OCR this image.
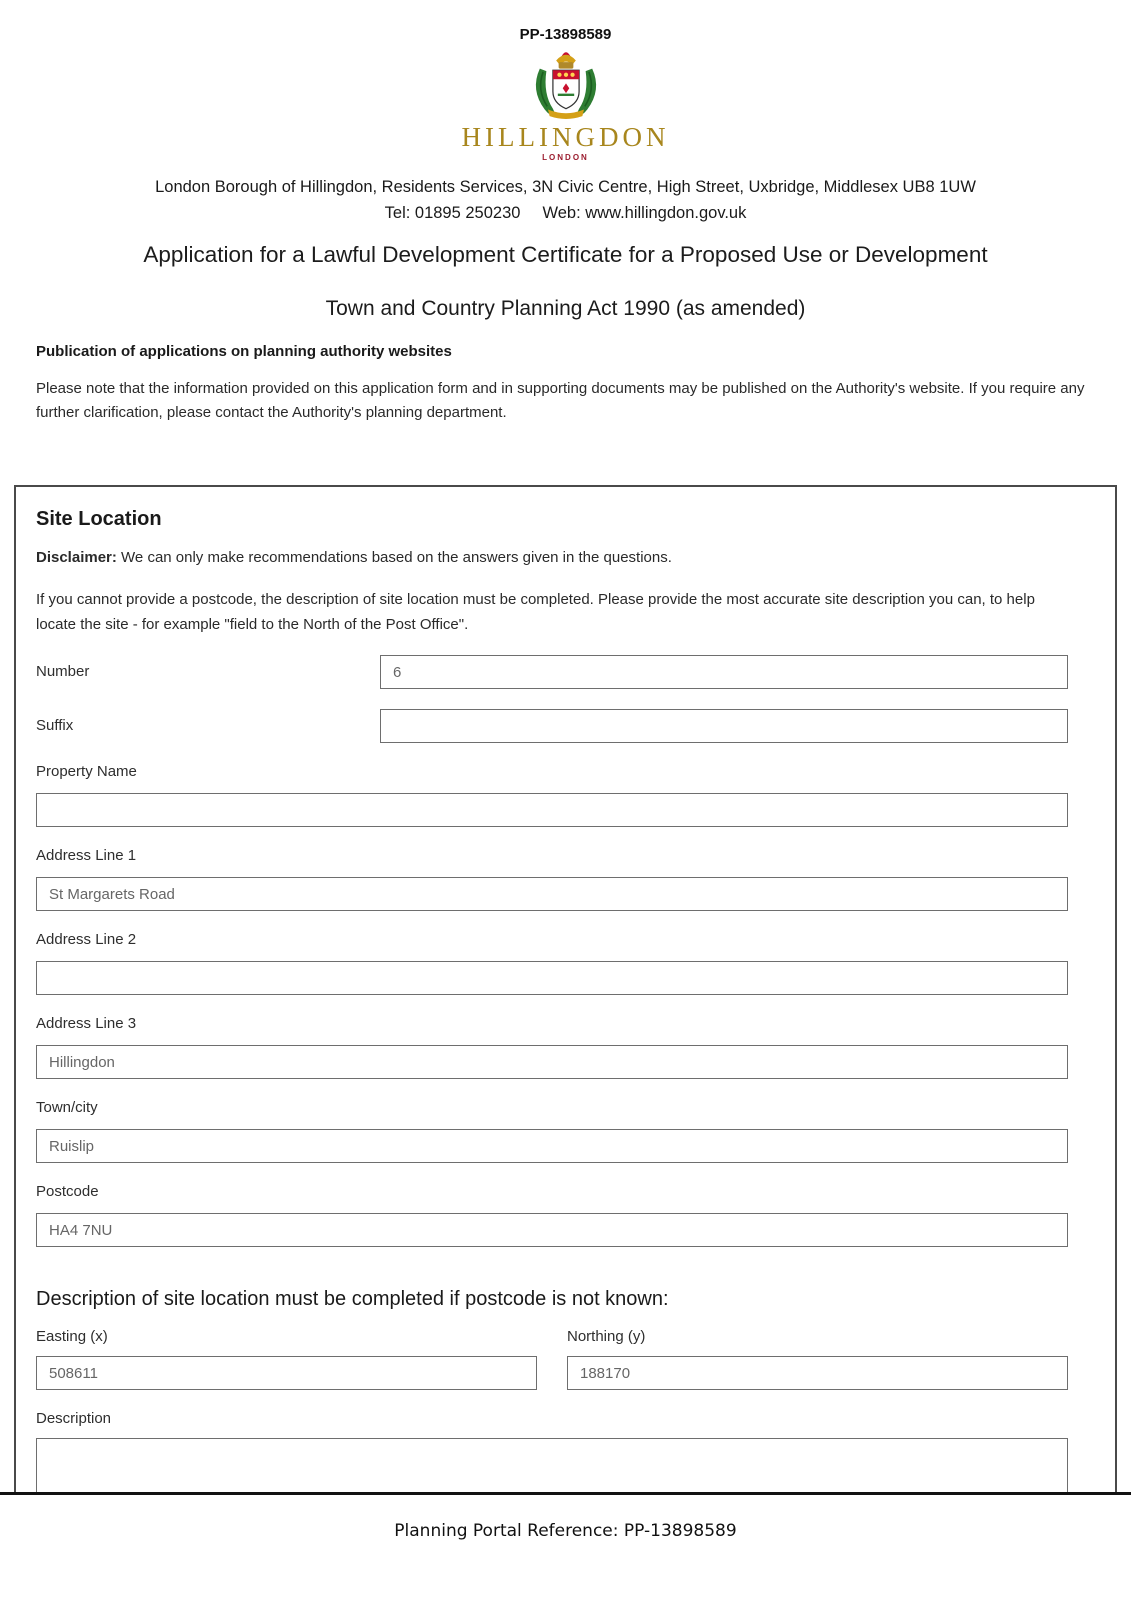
PP-13898589
HILLINGDON
LONDON
London Borough of Hillingdon, Residents Services, 3N Civic Centre, High Street, Uxbridge, Middlesex UB8 1UW
Tel: 01895 250230 Web: www.hillingdon.gov.uk
Application for a Lawful Development Certificate for a Proposed Use or Development
Town and Country Planning Act 1990 (as amended)
Publication of applications on planning authority websites
Please note that the information provided on this application form and in supporting documents may be published on the Authority's website. If you require any further clarification, please contact the Authority's planning department.
Site Location

Disclaimer: We can only make recommendations based on the answers given in the questions.

If you cannot provide a postcode, the description of site location must be completed. Please provide the most accurate site description you can, to help locate the site - for example "field to the North of the Post Office".

Number
6
Suffix
Property Name
Address Line 1
St Margarets Road
Address Line 2
Address Line 3
Hillingdon
Town/city
Ruislip
Postcode
HA4 7NU
Description of site location must be completed if postcode is not known:
Easting (x)
508611	Northing (y)
188170
Description
Planning Portal Reference: PP-13898589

++++++++++

| YOUR OBJECTIVE |
Return only those lines of the records that contain the string "Please".

| FULL ANSWER |
Please note that the information provided on this application form and in supporting documents may be published on the Authority's website. If you require any further clarification, please contact the Authority's planning department.
If you cannot provide a postcode, the description of site location must be completed. Please provide the most accurate site description you can, to help locate the site - for example "field to the North of the Post Office".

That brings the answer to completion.